◆ **EXERCISE**:
Scan the entries and tally the lines that include the string "خەرجی". Reply with the figure alone.

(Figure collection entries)
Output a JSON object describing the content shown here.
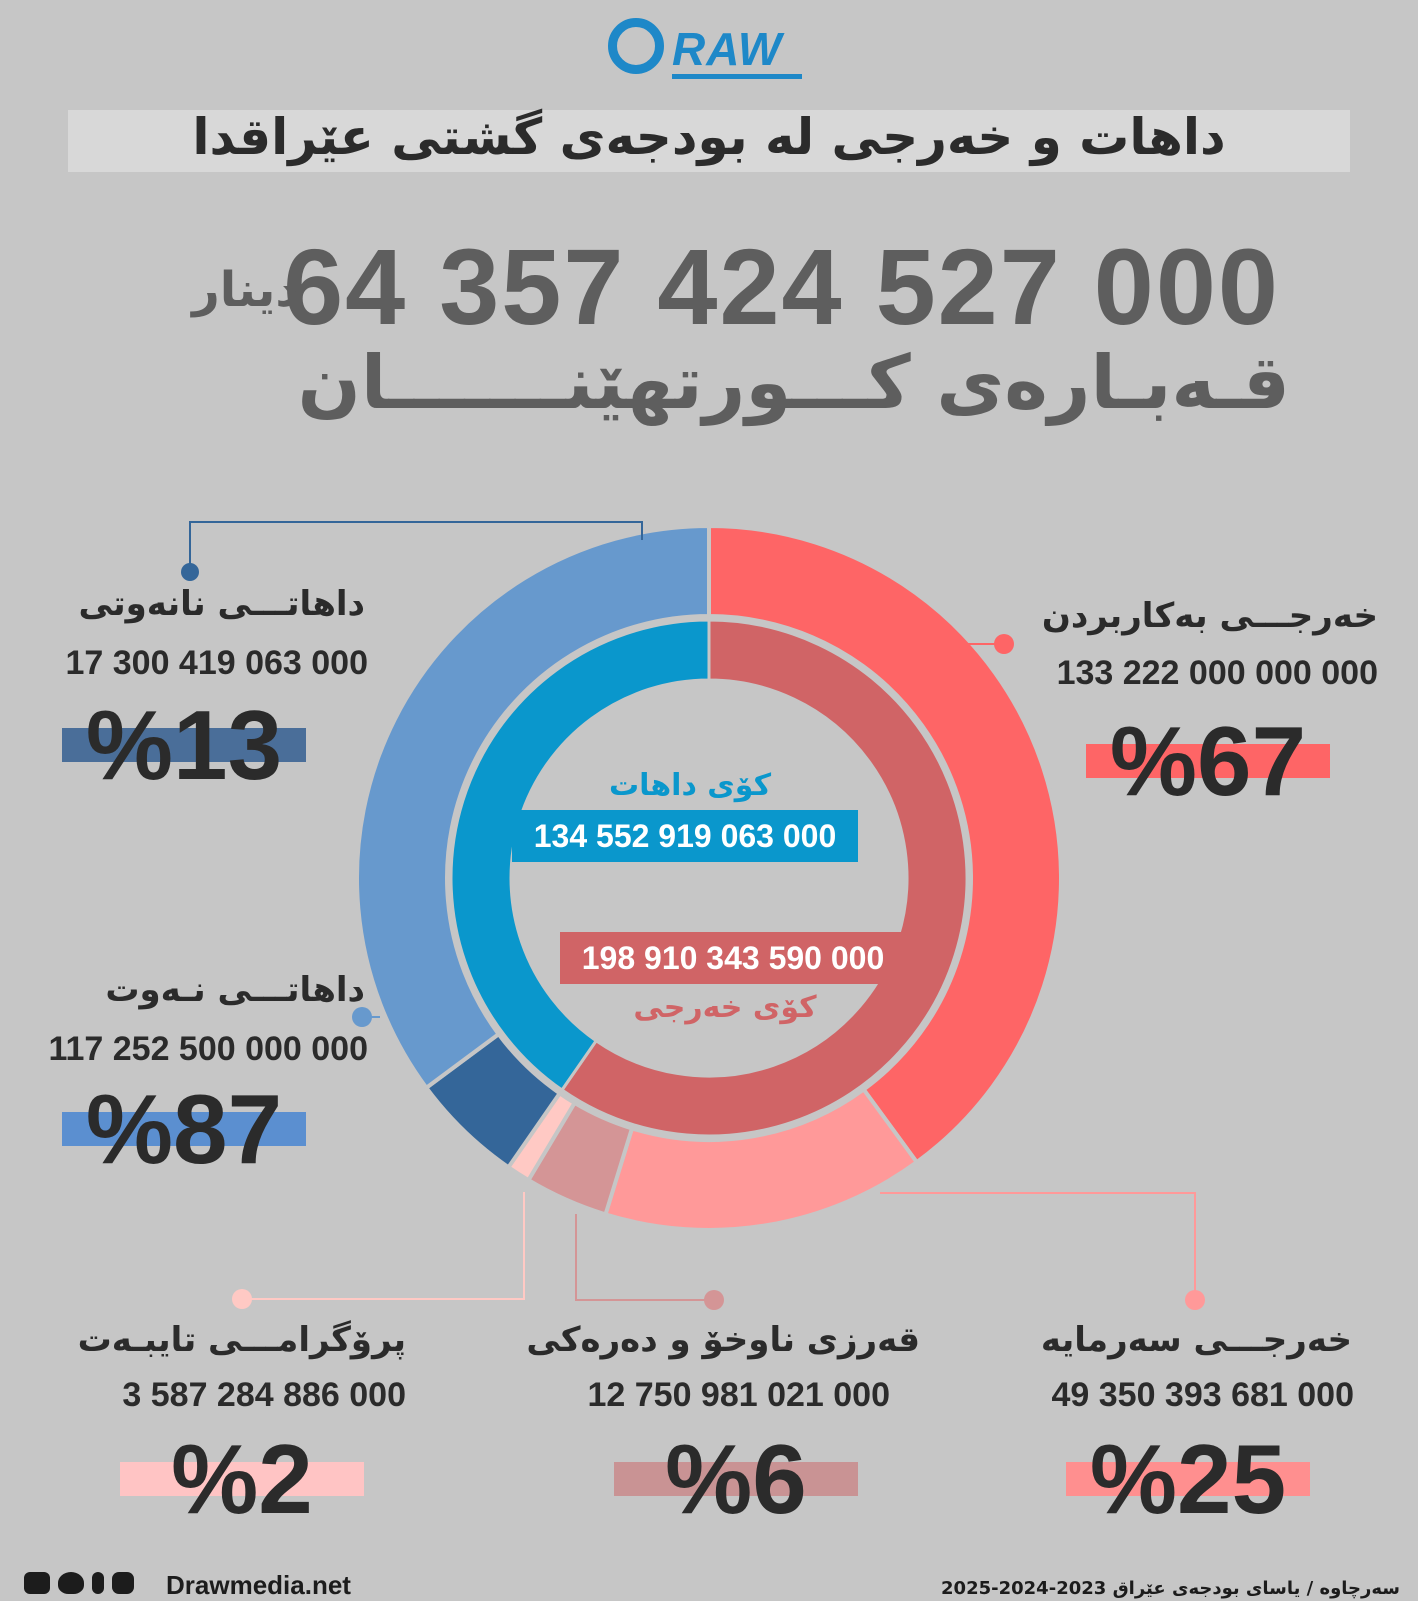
{
  "brand": {
    "logo_text": "RAW",
    "site": "Drawmedia.net"
  },
  "title": "داهات و خەرجی لە بودجەی گشتی عێراقدا",
  "total": {
    "amount": "64 357 424 527 000",
    "currency": "دینار",
    "label": "قـەبـارەی کـــورتهێنـــــــان"
  },
  "chart_data": {
    "type": "donut",
    "inner": {
      "series": [
        {
          "name": "کۆی داهات",
          "value": 134552919063000,
          "label_value": "134 552 919 063 000",
          "color": "#0a97cc"
        },
        {
          "name": "کۆی خەرجی",
          "value": 198910343590000,
          "label_value": "198 910 343 590 000",
          "color": "#d06466"
        }
      ]
    },
    "outer": {
      "series": [
        {
          "name": "خەرجـــی بەکاربردن",
          "value": 133222000000000,
          "label_value": "133 222 000 000 000",
          "percent": "%67",
          "color": "#fe6566",
          "bar_color": "#fe6566"
        },
        {
          "name": "خەرجـــی سەرمایە",
          "value": 49350393681000,
          "label_value": "49 350 393 681 000",
          "percent": "%25",
          "color": "#ff9999",
          "bar_color": "#ff8f8f"
        },
        {
          "name": "قەرزی ناوخۆ و دەرەکی",
          "value": 12750981021000,
          "label_value": "12 750 981 021 000",
          "percent": "%6",
          "color": "#d49596",
          "bar_color": "#c99394"
        },
        {
          "name": "پرۆگرامـــی تایبـەت",
          "value": 3587284886000,
          "label_value": "3 587 284 886 000",
          "percent": "%2",
          "color": "#ffc9c4",
          "bar_color": "#ffc4c4"
        },
        {
          "name": "داهاتـــی نـەوت",
          "value": 117252500000000,
          "label_value": "117 252 500 000 000",
          "percent": "%87",
          "color": "#6799cd",
          "bar_color": "#5b8fd0"
        },
        {
          "name": "داهاتـــی نانەوتی",
          "value": 17300419063000,
          "label_value": "17 300 419 063 000",
          "percent": "%13",
          "color": "#346699",
          "bar_color": "#4a6e99"
        }
      ]
    }
  },
  "footer": {
    "source": "سەرچاوە / یاسای بودجەی عێراق 2023-2024-2025",
    "social_icons": [
      "youtube-icon",
      "twitter-icon",
      "facebook-icon",
      "instagram-icon"
    ]
  }
}
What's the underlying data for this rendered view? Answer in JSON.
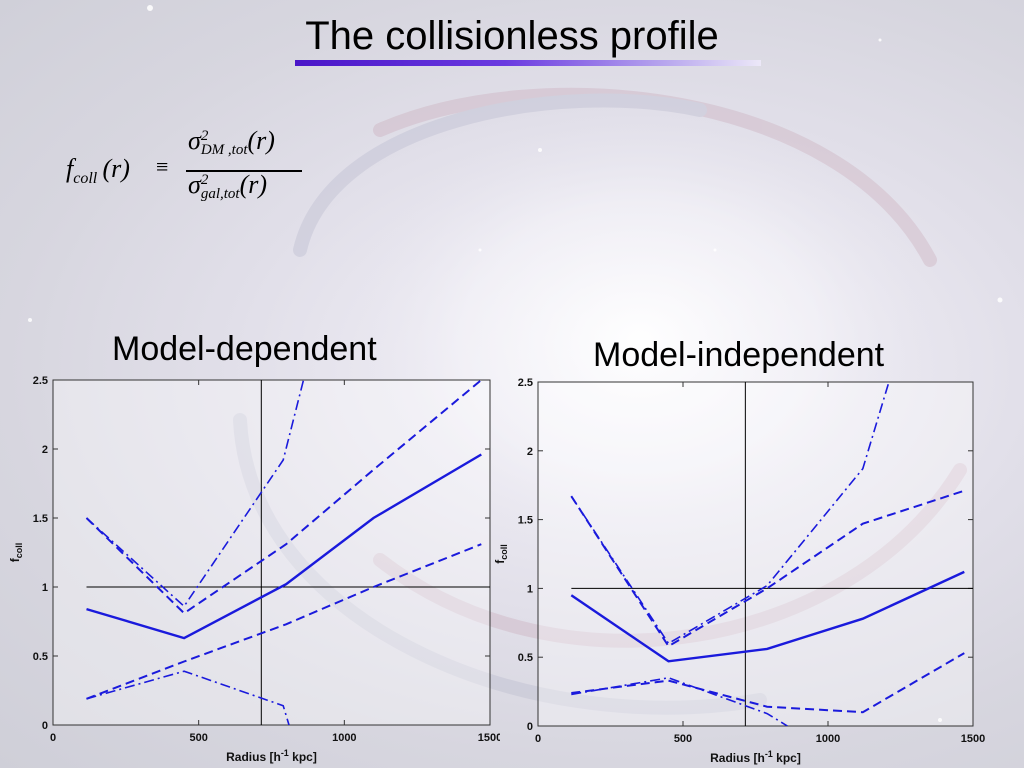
{
  "slide": {
    "title": "The collisionless profile",
    "formula": {
      "lhs_symbol": "f",
      "lhs_sub": "coll",
      "lhs_arg": "(r)",
      "equiv": "≡",
      "num_symbol": "σ",
      "num_sup": "2",
      "num_sub": "DM ,tot",
      "num_arg": "(r)",
      "den_symbol": "σ",
      "den_sup": "2",
      "den_sub": "gal,tot",
      "den_arg": "(r)"
    },
    "left_label": "Model-dependent",
    "right_label": "Model-independent"
  },
  "colors": {
    "curve": "#1a1adc",
    "reference": "#000000"
  },
  "chart_data": [
    {
      "type": "line",
      "title": "Model-dependent",
      "xlabel": "Radius [h^-1 kpc]",
      "ylabel": "f_coll",
      "xlim": [
        0,
        1500
      ],
      "ylim": [
        0,
        2.5
      ],
      "xticks": [
        0,
        500,
        1000,
        1500
      ],
      "yticks": [
        0,
        0.5,
        1,
        1.5,
        2,
        2.5
      ],
      "hline": 1,
      "vline": 715,
      "series": [
        {
          "style": "solid",
          "x": [
            115,
            450,
            800,
            1100,
            1470
          ],
          "y": [
            0.84,
            0.63,
            1.02,
            1.5,
            1.96
          ]
        },
        {
          "style": "dashed",
          "x": [
            115,
            450,
            800,
            1100,
            1470
          ],
          "y": [
            1.5,
            0.81,
            1.31,
            1.85,
            2.5
          ]
        },
        {
          "style": "dashed",
          "x": [
            115,
            450,
            800,
            1100,
            1470
          ],
          "y": [
            0.19,
            0.46,
            0.73,
            1.0,
            1.31
          ]
        },
        {
          "style": "dashdot",
          "x": [
            115,
            450,
            790,
            860
          ],
          "y": [
            1.5,
            0.86,
            1.92,
            2.5
          ]
        },
        {
          "style": "dashdot",
          "x": [
            115,
            450,
            790,
            810
          ],
          "y": [
            0.19,
            0.39,
            0.14,
            0.0
          ]
        }
      ]
    },
    {
      "type": "line",
      "title": "Model-independent",
      "xlabel": "Radius [h^-1 kpc]",
      "ylabel": "f_coll",
      "xlim": [
        0,
        1500
      ],
      "ylim": [
        0,
        2.5
      ],
      "xticks": [
        0,
        500,
        1000,
        1500
      ],
      "yticks": [
        0,
        0.5,
        1,
        1.5,
        2,
        2.5
      ],
      "hline": 1,
      "vline": 715,
      "series": [
        {
          "style": "solid",
          "x": [
            115,
            450,
            790,
            1120,
            1470
          ],
          "y": [
            0.95,
            0.47,
            0.56,
            0.78,
            1.12
          ]
        },
        {
          "style": "dashed",
          "x": [
            115,
            450,
            790,
            1120,
            1470
          ],
          "y": [
            1.67,
            0.58,
            1.0,
            1.47,
            1.71
          ]
        },
        {
          "style": "dashed",
          "x": [
            115,
            450,
            790,
            1120,
            1470
          ],
          "y": [
            0.24,
            0.33,
            0.14,
            0.1,
            0.53
          ]
        },
        {
          "style": "dashdot",
          "x": [
            115,
            450,
            790,
            1120,
            1210
          ],
          "y": [
            1.67,
            0.6,
            1.02,
            1.87,
            2.5
          ]
        },
        {
          "style": "dashdot",
          "x": [
            115,
            450,
            790,
            860
          ],
          "y": [
            0.23,
            0.35,
            0.09,
            0.0
          ]
        }
      ]
    }
  ]
}
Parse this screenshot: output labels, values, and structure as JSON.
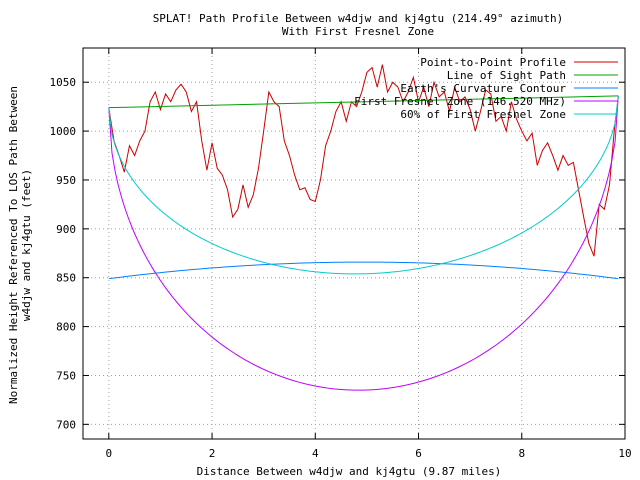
{
  "chart_data": {
    "type": "line",
    "title": "SPLAT! Path Profile Between w4djw and kj4gtu (214.49° azimuth)",
    "subtitle": "With First Fresnel Zone",
    "xlabel": "Distance Between w4djw and kj4gtu (9.87 miles)",
    "ylabel_line1": "Normalized Height Referenced To LOS Path Between",
    "ylabel_line2": "w4djw and kj4gtu (feet)",
    "xlim": [
      -0.5,
      10
    ],
    "ylim": [
      685,
      1085
    ],
    "x_ticks": [
      0,
      2,
      4,
      6,
      8,
      10
    ],
    "y_ticks": [
      700,
      750,
      800,
      850,
      900,
      950,
      1000,
      1050
    ],
    "grid": true,
    "legend_position": "top-right",
    "series": [
      {
        "name": "Point-to-Point Profile",
        "color": "#cc0000",
        "x": [
          0,
          0.1,
          0.2,
          0.3,
          0.4,
          0.5,
          0.6,
          0.7,
          0.8,
          0.9,
          1.0,
          1.1,
          1.2,
          1.3,
          1.4,
          1.5,
          1.6,
          1.7,
          1.8,
          1.9,
          2.0,
          2.1,
          2.2,
          2.3,
          2.4,
          2.5,
          2.6,
          2.7,
          2.8,
          2.9,
          3.0,
          3.1,
          3.2,
          3.3,
          3.4,
          3.5,
          3.6,
          3.7,
          3.8,
          3.9,
          4.0,
          4.1,
          4.2,
          4.3,
          4.4,
          4.5,
          4.6,
          4.7,
          4.8,
          4.9,
          5.0,
          5.1,
          5.2,
          5.3,
          5.4,
          5.5,
          5.6,
          5.7,
          5.8,
          5.9,
          6.0,
          6.1,
          6.2,
          6.3,
          6.4,
          6.5,
          6.6,
          6.7,
          6.8,
          6.9,
          7.0,
          7.1,
          7.2,
          7.3,
          7.4,
          7.5,
          7.6,
          7.7,
          7.8,
          7.9,
          8.0,
          8.1,
          8.2,
          8.3,
          8.4,
          8.5,
          8.6,
          8.7,
          8.8,
          8.9,
          9.0,
          9.1,
          9.2,
          9.3,
          9.4,
          9.5,
          9.6,
          9.7,
          9.8,
          9.87
        ],
        "y": [
          1024,
          990,
          975,
          958,
          985,
          975,
          990,
          1000,
          1030,
          1040,
          1022,
          1038,
          1030,
          1042,
          1048,
          1040,
          1020,
          1030,
          990,
          960,
          988,
          962,
          955,
          940,
          912,
          920,
          945,
          922,
          935,
          962,
          1000,
          1040,
          1030,
          1025,
          990,
          975,
          955,
          940,
          942,
          930,
          928,
          950,
          985,
          1000,
          1020,
          1030,
          1010,
          1030,
          1025,
          1040,
          1060,
          1065,
          1045,
          1068,
          1040,
          1050,
          1045,
          1030,
          1040,
          1055,
          1030,
          1045,
          1025,
          1050,
          1035,
          1040,
          1020,
          1045,
          1030,
          1035,
          1022,
          1000,
          1020,
          1042,
          1038,
          1010,
          1015,
          1000,
          1030,
          1012,
          1000,
          990,
          998,
          965,
          980,
          988,
          975,
          960,
          975,
          965,
          968,
          940,
          912,
          885,
          872,
          925,
          920,
          945,
          1005,
          1035
        ]
      },
      {
        "name": "Line of Sight Path",
        "color": "#00a000",
        "x": [
          0,
          9.87
        ],
        "y": [
          1024,
          1036
        ]
      },
      {
        "name": "Earth's Curvature Contour",
        "color": "#0080ff",
        "curve": "arc",
        "x": [
          0,
          2,
          4,
          4.935,
          6,
          8,
          9.87
        ],
        "y": [
          849,
          860,
          865,
          866,
          865,
          860,
          849
        ]
      },
      {
        "name": "First Fresnel Zone (146.520 MHz)",
        "color": "#c000ff",
        "curve": "fresnel",
        "x": [
          0,
          0.5,
          1,
          2,
          3,
          4,
          4.935,
          6,
          7,
          8,
          9,
          9.87
        ],
        "y": [
          1024,
          917,
          873,
          814,
          777,
          743,
          735,
          742,
          760,
          795,
          858,
          1036
        ]
      },
      {
        "name": "60% of First Fresnel Zone",
        "color": "#00cccc",
        "curve": "fresnel",
        "x": [
          0,
          1,
          2,
          3,
          4,
          4.935,
          6,
          7,
          8,
          9,
          9.87
        ],
        "y": [
          1024,
          940,
          900,
          872,
          858,
          854,
          860,
          875,
          905,
          950,
          1036
        ]
      }
    ]
  }
}
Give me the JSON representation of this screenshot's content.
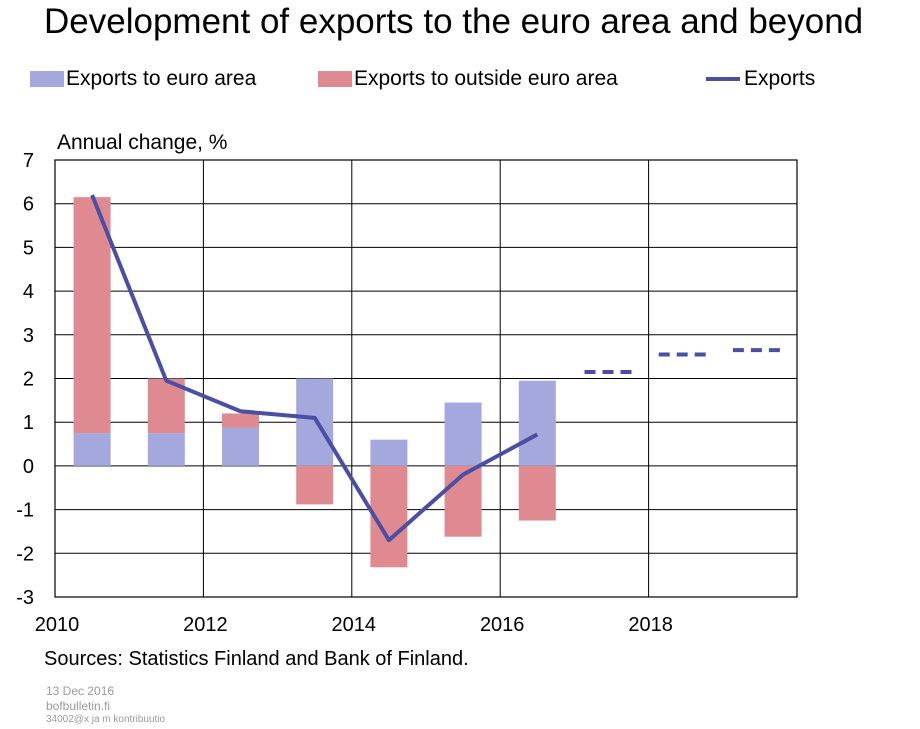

◆ **EXERCISE RESPONSE**:
2